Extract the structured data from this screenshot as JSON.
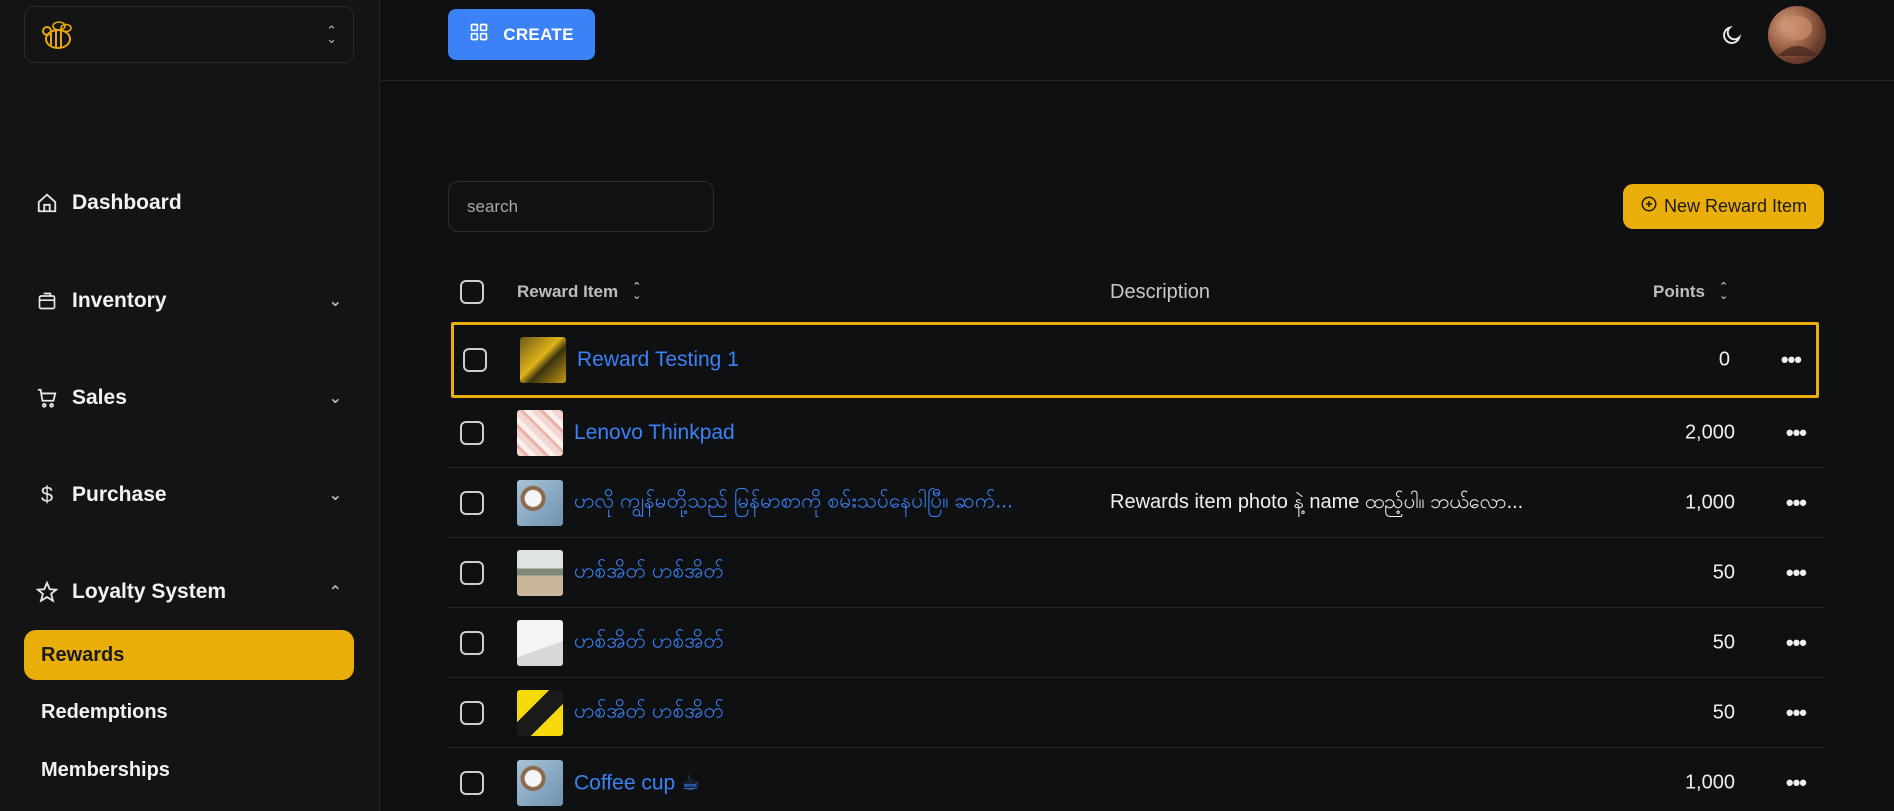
{
  "sidebar": {
    "nav": [
      {
        "label": "Dashboard",
        "icon": "home-icon",
        "chevron": ""
      },
      {
        "label": "Inventory",
        "icon": "box-icon",
        "chevron": "⌄"
      },
      {
        "label": "Sales",
        "icon": "cart-icon",
        "chevron": "⌄"
      },
      {
        "label": "Purchase",
        "icon": "dollar-icon",
        "chevron": "⌄"
      },
      {
        "label": "Loyalty System",
        "icon": "star-icon",
        "chevron": "⌃"
      }
    ],
    "sub": [
      {
        "label": "Rewards",
        "active": true
      },
      {
        "label": "Redemptions",
        "active": false
      },
      {
        "label": "Memberships",
        "active": false
      }
    ]
  },
  "topbar": {
    "create_label": "CREATE"
  },
  "toolbar": {
    "search_placeholder": "search",
    "new_label": "New Reward Item"
  },
  "table": {
    "columns": {
      "item": "Reward Item",
      "description": "Description",
      "points": "Points"
    },
    "rows": [
      {
        "name": "Reward Testing 1",
        "description": "",
        "points": "0",
        "selected": true
      },
      {
        "name": "Lenovo Thinkpad",
        "description": "",
        "points": "2,000",
        "selected": false
      },
      {
        "name": "ဟလို ကျွန်မတို့သည် မြန်မာစာကို စမ်းသပ်နေပါပြီ။ ဆက်...",
        "description": "Rewards item photo နဲ့ name ထည့်ပါ။ ဘယ်လော...",
        "points": "1,000",
        "selected": false
      },
      {
        "name": "ဟစ်အိတ် ဟစ်အိတ်",
        "description": "",
        "points": "50",
        "selected": false
      },
      {
        "name": "ဟစ်အိတ် ဟစ်အိတ်",
        "description": "",
        "points": "50",
        "selected": false
      },
      {
        "name": "ဟစ်အိတ် ဟစ်အိတ်",
        "description": "",
        "points": "50",
        "selected": false
      },
      {
        "name": "Coffee cup ☕",
        "description": "",
        "points": "1,000",
        "selected": false
      }
    ]
  },
  "colors": {
    "accent": "#eaae0b",
    "link": "#3b82f6",
    "background": "#0f1011"
  }
}
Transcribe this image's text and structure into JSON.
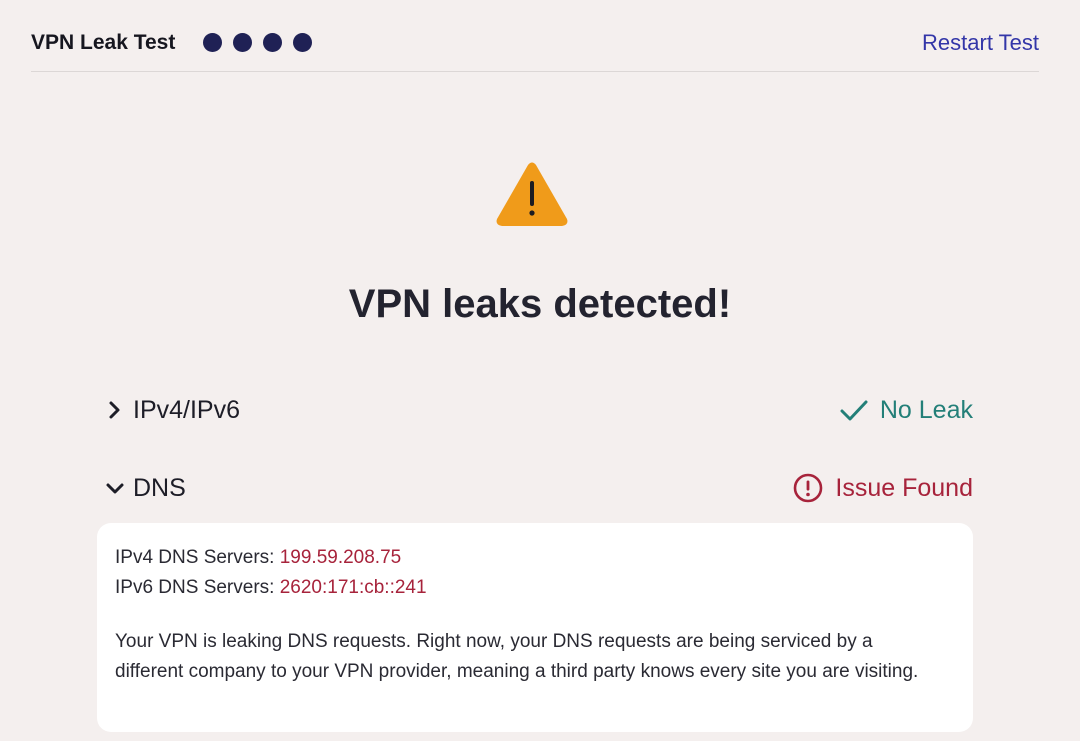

▬▬▬▬▬▬▬▬▬▬

TO BE DONE>
Using the listing above, state the number of lines that hold "Rewards", with no other text.

RESULT FOR THIS TASK>
2